[Collected data]
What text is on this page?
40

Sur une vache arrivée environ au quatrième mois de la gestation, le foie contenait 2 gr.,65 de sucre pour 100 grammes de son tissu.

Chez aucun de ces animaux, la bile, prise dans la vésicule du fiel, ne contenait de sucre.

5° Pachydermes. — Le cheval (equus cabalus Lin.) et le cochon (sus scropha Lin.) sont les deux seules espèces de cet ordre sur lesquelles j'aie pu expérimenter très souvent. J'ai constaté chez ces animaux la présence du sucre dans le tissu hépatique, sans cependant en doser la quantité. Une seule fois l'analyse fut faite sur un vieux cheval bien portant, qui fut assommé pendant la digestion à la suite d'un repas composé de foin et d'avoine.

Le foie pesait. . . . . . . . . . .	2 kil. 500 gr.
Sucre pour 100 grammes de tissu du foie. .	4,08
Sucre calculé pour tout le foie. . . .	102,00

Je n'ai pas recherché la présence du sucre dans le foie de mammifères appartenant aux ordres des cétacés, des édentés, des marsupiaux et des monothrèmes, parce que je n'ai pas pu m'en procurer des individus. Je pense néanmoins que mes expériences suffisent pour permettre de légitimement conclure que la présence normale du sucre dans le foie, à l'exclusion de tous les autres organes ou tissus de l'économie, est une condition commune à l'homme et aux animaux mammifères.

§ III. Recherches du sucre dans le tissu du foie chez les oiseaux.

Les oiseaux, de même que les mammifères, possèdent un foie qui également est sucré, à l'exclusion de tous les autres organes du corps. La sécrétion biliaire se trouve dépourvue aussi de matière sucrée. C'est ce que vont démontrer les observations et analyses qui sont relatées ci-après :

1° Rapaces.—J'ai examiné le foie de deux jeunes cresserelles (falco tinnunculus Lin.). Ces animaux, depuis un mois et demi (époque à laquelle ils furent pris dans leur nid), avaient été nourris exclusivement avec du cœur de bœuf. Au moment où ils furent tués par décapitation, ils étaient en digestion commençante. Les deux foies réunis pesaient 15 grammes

• Brief:
Gather, from the listing above, every line carrying the word "grammes".

• Exercise answer:
Sur une vache arrivée environ au quatrième mois de la gestation, le foie contenait 2 gr.,65 de sucre pour 100 grammes de son tissu.
Sucre pour 100 grammes de tissu du foie. .	4,08
1° Rapaces.—J'ai examiné le foie de deux jeunes cresserelles (falco tinnunculus Lin.). Ces animaux, depuis un mois et demi (époque à laquelle ils furent pris dans leur nid), avaient été nourris exclusivement avec du cœur de bœuf. Au moment où ils furent tués par décapitation, ils étaient en digestion commençante. Les deux foies réunis pesaient 15 grammes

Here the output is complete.